Task prompt — Check each line of the listing below for the word "text" and say how many lines have it. Nothing else should be written.

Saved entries
# # # #
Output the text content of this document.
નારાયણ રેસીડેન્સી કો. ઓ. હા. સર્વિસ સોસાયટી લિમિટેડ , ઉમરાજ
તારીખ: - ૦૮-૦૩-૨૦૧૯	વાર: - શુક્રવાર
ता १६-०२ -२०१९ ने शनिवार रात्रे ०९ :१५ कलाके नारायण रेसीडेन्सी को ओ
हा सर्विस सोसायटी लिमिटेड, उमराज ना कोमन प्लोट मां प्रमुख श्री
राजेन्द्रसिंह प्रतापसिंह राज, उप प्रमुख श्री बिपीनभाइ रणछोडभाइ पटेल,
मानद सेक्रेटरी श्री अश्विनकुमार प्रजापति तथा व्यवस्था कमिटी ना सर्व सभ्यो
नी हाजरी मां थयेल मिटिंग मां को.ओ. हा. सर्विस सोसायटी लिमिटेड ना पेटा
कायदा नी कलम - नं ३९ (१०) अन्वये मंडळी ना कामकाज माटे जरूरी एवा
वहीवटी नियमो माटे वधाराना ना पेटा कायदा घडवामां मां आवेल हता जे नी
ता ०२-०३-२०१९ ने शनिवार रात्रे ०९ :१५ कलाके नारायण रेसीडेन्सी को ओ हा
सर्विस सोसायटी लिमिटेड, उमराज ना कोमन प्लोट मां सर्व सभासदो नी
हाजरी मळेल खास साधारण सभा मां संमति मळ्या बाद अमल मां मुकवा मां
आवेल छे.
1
# # # #
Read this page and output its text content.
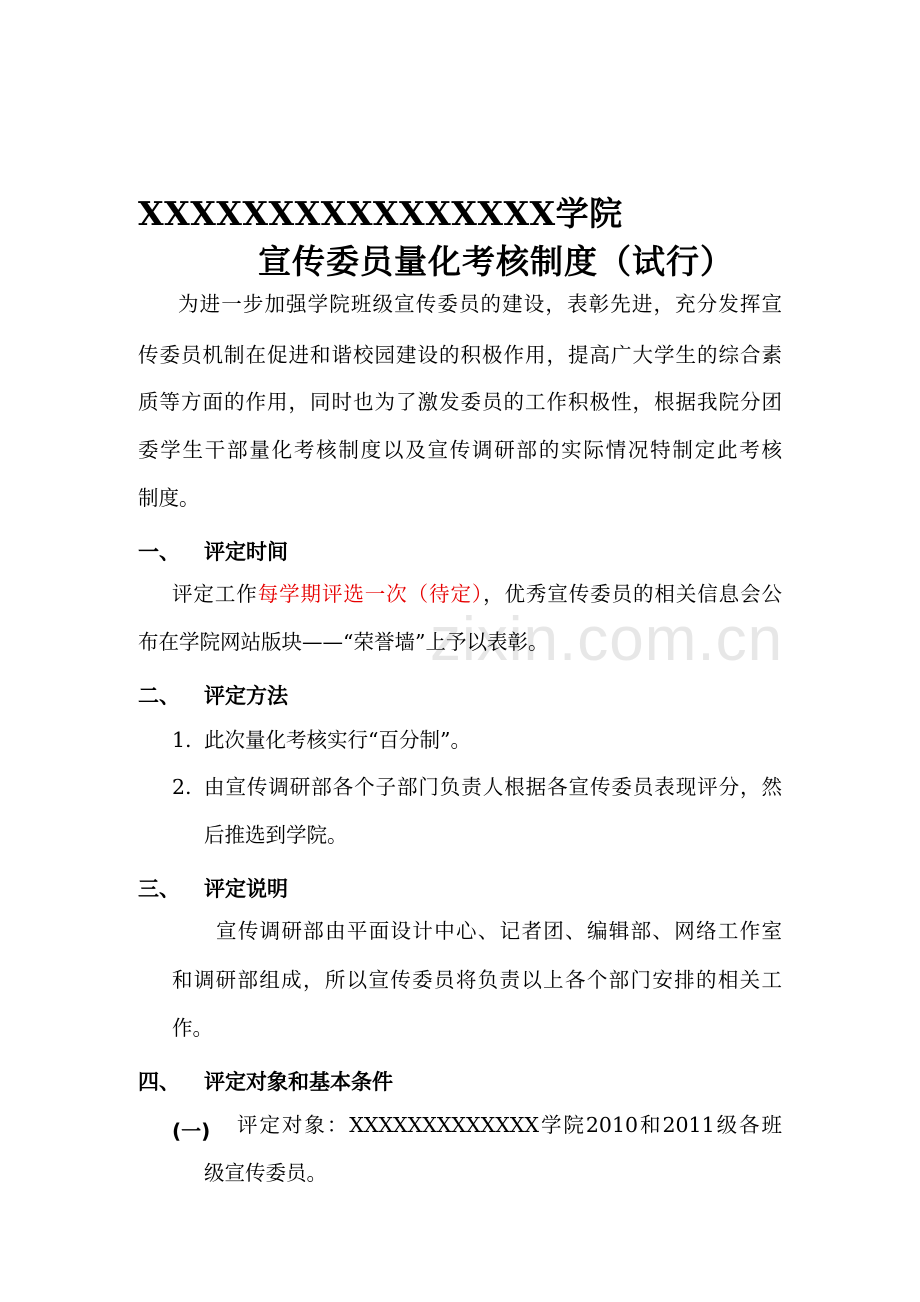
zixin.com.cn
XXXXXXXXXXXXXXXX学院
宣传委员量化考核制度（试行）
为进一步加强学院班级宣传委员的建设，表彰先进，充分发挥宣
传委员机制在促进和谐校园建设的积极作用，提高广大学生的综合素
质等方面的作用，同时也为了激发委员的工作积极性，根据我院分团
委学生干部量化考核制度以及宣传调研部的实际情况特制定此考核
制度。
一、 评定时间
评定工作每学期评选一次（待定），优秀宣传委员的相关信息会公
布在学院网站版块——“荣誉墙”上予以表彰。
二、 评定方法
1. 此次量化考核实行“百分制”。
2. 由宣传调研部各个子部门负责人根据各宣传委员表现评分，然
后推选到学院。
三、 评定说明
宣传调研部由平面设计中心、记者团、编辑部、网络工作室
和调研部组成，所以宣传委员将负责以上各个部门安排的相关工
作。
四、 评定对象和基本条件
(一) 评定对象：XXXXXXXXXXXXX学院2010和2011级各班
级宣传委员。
# # # #
Result for this task — 2